» **INSTRUCTION**
Reproduce every line of the material below word for word, with nothing added or changed.

----

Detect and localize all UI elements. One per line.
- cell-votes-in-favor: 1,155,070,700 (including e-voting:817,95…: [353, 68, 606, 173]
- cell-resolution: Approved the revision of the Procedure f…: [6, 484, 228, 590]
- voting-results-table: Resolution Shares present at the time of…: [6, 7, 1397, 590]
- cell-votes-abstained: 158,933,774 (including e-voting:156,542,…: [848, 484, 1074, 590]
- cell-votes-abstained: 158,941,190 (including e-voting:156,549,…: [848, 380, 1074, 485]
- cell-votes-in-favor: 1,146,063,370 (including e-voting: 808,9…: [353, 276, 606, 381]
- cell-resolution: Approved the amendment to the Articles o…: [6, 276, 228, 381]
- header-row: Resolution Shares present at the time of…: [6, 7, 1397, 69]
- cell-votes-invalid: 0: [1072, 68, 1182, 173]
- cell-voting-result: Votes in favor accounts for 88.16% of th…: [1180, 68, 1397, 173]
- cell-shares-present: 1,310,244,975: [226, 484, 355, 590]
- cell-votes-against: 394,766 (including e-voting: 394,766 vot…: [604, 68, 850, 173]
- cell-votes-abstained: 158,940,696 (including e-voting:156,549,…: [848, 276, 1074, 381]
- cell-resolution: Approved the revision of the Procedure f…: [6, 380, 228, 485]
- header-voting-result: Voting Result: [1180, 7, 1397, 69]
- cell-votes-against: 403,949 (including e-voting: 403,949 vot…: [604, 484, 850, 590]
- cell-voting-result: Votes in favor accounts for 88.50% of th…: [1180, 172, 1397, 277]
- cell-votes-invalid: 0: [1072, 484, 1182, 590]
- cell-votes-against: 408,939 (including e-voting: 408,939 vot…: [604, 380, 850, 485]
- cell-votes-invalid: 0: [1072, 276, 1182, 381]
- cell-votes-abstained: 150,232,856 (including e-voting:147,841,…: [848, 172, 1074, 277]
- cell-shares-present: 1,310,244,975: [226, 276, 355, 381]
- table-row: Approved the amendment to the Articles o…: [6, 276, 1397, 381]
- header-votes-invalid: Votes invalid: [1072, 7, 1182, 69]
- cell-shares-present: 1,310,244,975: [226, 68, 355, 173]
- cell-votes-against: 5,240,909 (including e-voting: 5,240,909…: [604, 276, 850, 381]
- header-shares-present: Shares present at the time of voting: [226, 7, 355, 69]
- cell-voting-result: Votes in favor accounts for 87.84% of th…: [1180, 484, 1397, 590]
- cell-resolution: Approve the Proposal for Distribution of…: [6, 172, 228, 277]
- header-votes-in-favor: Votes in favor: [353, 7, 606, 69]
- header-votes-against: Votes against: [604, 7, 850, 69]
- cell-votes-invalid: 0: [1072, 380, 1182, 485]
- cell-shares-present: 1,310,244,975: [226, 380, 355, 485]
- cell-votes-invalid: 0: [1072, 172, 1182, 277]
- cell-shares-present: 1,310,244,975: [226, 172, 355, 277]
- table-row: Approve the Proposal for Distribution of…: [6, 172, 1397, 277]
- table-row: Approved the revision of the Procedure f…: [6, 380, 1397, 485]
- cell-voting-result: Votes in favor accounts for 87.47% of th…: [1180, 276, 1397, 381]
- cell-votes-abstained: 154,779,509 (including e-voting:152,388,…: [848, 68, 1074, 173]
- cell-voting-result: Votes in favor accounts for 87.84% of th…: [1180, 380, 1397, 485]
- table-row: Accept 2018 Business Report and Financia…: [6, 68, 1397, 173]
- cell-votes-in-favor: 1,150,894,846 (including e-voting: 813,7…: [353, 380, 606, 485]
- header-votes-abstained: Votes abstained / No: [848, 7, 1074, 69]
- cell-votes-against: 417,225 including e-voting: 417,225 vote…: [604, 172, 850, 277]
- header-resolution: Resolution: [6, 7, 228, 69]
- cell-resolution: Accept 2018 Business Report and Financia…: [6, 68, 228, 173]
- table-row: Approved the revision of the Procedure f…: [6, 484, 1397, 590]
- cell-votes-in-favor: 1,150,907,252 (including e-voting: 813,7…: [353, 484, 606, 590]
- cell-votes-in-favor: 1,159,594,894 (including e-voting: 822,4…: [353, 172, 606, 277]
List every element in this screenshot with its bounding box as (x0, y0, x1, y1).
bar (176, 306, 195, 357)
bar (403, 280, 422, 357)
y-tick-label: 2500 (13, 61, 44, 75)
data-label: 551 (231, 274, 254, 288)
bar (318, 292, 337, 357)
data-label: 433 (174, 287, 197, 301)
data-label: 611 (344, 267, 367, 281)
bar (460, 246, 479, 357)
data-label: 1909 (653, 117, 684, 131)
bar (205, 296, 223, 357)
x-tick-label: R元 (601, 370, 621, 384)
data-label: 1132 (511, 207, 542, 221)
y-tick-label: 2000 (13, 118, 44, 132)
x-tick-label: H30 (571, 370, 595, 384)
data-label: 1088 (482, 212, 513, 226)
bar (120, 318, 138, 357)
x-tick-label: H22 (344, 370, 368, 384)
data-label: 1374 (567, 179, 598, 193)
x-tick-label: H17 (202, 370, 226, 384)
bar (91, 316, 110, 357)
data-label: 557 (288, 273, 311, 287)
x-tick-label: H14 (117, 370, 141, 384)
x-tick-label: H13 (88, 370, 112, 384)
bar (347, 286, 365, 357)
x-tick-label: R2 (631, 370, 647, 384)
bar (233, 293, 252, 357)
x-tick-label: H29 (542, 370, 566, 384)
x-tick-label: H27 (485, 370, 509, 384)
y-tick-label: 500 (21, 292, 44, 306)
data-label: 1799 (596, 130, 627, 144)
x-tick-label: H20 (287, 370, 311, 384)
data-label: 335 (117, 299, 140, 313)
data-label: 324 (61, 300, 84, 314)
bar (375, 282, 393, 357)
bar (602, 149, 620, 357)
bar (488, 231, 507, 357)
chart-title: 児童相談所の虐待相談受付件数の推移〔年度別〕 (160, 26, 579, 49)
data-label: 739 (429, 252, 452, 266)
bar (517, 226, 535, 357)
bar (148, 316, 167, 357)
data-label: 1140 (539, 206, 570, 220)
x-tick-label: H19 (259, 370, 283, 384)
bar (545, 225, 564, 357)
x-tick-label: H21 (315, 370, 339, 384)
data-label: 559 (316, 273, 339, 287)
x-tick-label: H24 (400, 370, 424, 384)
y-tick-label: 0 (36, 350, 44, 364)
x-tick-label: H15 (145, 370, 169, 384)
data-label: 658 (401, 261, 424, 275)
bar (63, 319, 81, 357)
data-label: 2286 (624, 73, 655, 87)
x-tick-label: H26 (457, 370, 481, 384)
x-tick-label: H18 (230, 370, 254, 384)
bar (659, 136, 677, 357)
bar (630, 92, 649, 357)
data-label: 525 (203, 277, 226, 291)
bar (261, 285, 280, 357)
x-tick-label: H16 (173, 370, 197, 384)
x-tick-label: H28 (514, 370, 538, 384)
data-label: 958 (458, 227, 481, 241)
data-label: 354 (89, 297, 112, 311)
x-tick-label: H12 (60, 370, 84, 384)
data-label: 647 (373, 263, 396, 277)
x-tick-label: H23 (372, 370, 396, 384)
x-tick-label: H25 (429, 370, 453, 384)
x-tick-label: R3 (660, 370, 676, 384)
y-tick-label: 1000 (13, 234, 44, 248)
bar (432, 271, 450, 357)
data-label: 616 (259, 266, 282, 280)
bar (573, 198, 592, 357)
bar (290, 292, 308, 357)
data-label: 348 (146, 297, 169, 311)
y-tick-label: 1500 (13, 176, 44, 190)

----

» **TASK RESPONSE**
Detect and localize all UI elements. One per line.
- cell-votes-in-favor: 1,155,070,700 (including e-voting:817,95…: [353, 68, 606, 173]
- cell-resolution: Approved the revision of the Procedure f…: [6, 484, 228, 590]
- voting-results-table: Resolution Shares present at the time of…: [6, 7, 1397, 590]
- cell-votes-abstained: 158,933,774 (including e-voting:156,542,…: [848, 484, 1074, 590]
- cell-votes-abstained: 158,941,190 (including e-voting:156,549,…: [848, 380, 1074, 485]
- cell-votes-in-favor: 1,146,063,370 (including e-voting: 808,9…: [353, 276, 606, 381]
- cell-resolution: Approved the amendment to the Articles o…: [6, 276, 228, 381]
- header-row: Resolution Shares present at the time of…: [6, 7, 1397, 69]
- cell-votes-invalid: 0: [1072, 68, 1182, 173]
- cell-voting-result: Votes in favor accounts for 88.16% of th…: [1180, 68, 1397, 173]
- cell-shares-present: 1,310,244,975: [226, 484, 355, 590]
- cell-votes-against: 394,766 (including e-voting: 394,766 vot…: [604, 68, 850, 173]
- cell-votes-abstained: 158,940,696 (including e-voting:156,549,…: [848, 276, 1074, 381]
- cell-resolution: Approved the revision of the Procedure f…: [6, 380, 228, 485]
- header-voting-result: Voting Result: [1180, 7, 1397, 69]
- cell-votes-against: 403,949 (including e-voting: 403,949 vot…: [604, 484, 850, 590]
- cell-voting-result: Votes in favor accounts for 88.50% of th…: [1180, 172, 1397, 277]
- cell-votes-invalid: 0: [1072, 484, 1182, 590]
- cell-votes-against: 408,939 (including e-voting: 408,939 vot…: [604, 380, 850, 485]
- cell-votes-invalid: 0: [1072, 276, 1182, 381]
- cell-votes-abstained: 150,232,856 (including e-voting:147,841,…: [848, 172, 1074, 277]
- cell-shares-present: 1,310,244,975: [226, 276, 355, 381]
- table-row: Approved the amendment to the Articles o…: [6, 276, 1397, 381]
- header-votes-invalid: Votes invalid: [1072, 7, 1182, 69]
- cell-shares-present: 1,310,244,975: [226, 68, 355, 173]
- cell-votes-against: 5,240,909 (including e-voting: 5,240,909…: [604, 276, 850, 381]
- header-shares-present: Shares present at the time of voting: [226, 7, 355, 69]
- cell-voting-result: Votes in favor accounts for 87.84% of th…: [1180, 484, 1397, 590]
- cell-resolution: Approve the Proposal for Distribution of…: [6, 172, 228, 277]
- header-votes-in-favor: Votes in favor: [353, 7, 606, 69]
- header-votes-against: Votes against: [604, 7, 850, 69]
- cell-votes-invalid: 0: [1072, 380, 1182, 485]
- cell-shares-present: 1,310,244,975: [226, 380, 355, 485]
- cell-votes-invalid: 0: [1072, 172, 1182, 277]
- cell-shares-present: 1,310,244,975: [226, 172, 355, 277]
- table-row: Approve the Proposal for Distribution of…: [6, 172, 1397, 277]
- table-row: Approved the revision of the Procedure f…: [6, 380, 1397, 485]
- cell-voting-result: Votes in favor accounts for 87.47% of th…: [1180, 276, 1397, 381]
- cell-votes-abstained: 154,779,509 (including e-voting:152,388,…: [848, 68, 1074, 173]
- cell-voting-result: Votes in favor accounts for 87.84% of th…: [1180, 380, 1397, 485]
- table-row: Accept 2018 Business Report and Financia…: [6, 68, 1397, 173]
- cell-votes-in-favor: 1,150,894,846 (including e-voting: 813,7…: [353, 380, 606, 485]
- header-votes-abstained: Votes abstained / No: [848, 7, 1074, 69]
- cell-votes-against: 417,225 including e-voting: 417,225 vote…: [604, 172, 850, 277]
- header-resolution: Resolution: [6, 7, 228, 69]
- cell-resolution: Accept 2018 Business Report and Financia…: [6, 68, 228, 173]
- table-row: Approved the revision of the Procedure f…: [6, 484, 1397, 590]
- cell-votes-in-favor: 1,150,907,252 (including e-voting: 813,7…: [353, 484, 606, 590]
- cell-votes-in-favor: 1,159,594,894 (including e-voting: 822,4…: [353, 172, 606, 277]
List every element in this screenshot with its bounding box as (x0, y0, x1, y1).
bar (176, 306, 195, 357)
bar (403, 280, 422, 357)
y-tick-label: 2500 (13, 61, 44, 75)
data-label: 551 (231, 274, 254, 288)
bar (318, 292, 337, 357)
data-label: 433 (174, 287, 197, 301)
data-label: 611 (344, 267, 367, 281)
bar (460, 246, 479, 357)
data-label: 1909 (653, 117, 684, 131)
bar (205, 296, 223, 357)
x-tick-label: R元 (601, 370, 621, 384)
data-label: 1132 (511, 207, 542, 221)
y-tick-label: 2000 (13, 118, 44, 132)
x-tick-label: H30 (571, 370, 595, 384)
data-label: 1088 (482, 212, 513, 226)
bar (120, 318, 138, 357)
x-tick-label: H22 (344, 370, 368, 384)
data-label: 1374 (567, 179, 598, 193)
x-tick-label: H17 (202, 370, 226, 384)
bar (91, 316, 110, 357)
data-label: 557 (288, 273, 311, 287)
x-tick-label: H14 (117, 370, 141, 384)
x-tick-label: H13 (88, 370, 112, 384)
bar (347, 286, 365, 357)
x-tick-label: R2 (631, 370, 647, 384)
bar (233, 293, 252, 357)
x-tick-label: H29 (542, 370, 566, 384)
x-tick-label: H27 (485, 370, 509, 384)
y-tick-label: 500 (21, 292, 44, 306)
data-label: 1799 (596, 130, 627, 144)
x-tick-label: H20 (287, 370, 311, 384)
data-label: 335 (117, 299, 140, 313)
data-label: 324 (61, 300, 84, 314)
bar (375, 282, 393, 357)
bar (602, 149, 620, 357)
bar (488, 231, 507, 357)
chart-title: 児童相談所の虐待相談受付件数の推移〔年度別〕 (160, 26, 579, 49)
data-label: 739 (429, 252, 452, 266)
bar (517, 226, 535, 357)
bar (148, 316, 167, 357)
data-label: 1140 (539, 206, 570, 220)
x-tick-label: H19 (259, 370, 283, 384)
bar (545, 225, 564, 357)
x-tick-label: H21 (315, 370, 339, 384)
data-label: 559 (316, 273, 339, 287)
x-tick-label: H24 (400, 370, 424, 384)
y-tick-label: 0 (36, 350, 44, 364)
x-tick-label: H15 (145, 370, 169, 384)
data-label: 658 (401, 261, 424, 275)
bar (63, 319, 81, 357)
data-label: 2286 (624, 73, 655, 87)
x-tick-label: H26 (457, 370, 481, 384)
x-tick-label: H18 (230, 370, 254, 384)
bar (659, 136, 677, 357)
bar (630, 92, 649, 357)
data-label: 525 (203, 277, 226, 291)
bar (261, 285, 280, 357)
x-tick-label: H16 (173, 370, 197, 384)
x-tick-label: H28 (514, 370, 538, 384)
data-label: 958 (458, 227, 481, 241)
data-label: 354 (89, 297, 112, 311)
x-tick-label: H12 (60, 370, 84, 384)
data-label: 647 (373, 263, 396, 277)
x-tick-label: H23 (372, 370, 396, 384)
x-tick-label: H25 (429, 370, 453, 384)
x-tick-label: R3 (660, 370, 676, 384)
y-tick-label: 1000 (13, 234, 44, 248)
bar (432, 271, 450, 357)
data-label: 616 (259, 266, 282, 280)
bar (573, 198, 592, 357)
bar (290, 292, 308, 357)
data-label: 348 (146, 297, 169, 311)
y-tick-label: 1500 (13, 176, 44, 190)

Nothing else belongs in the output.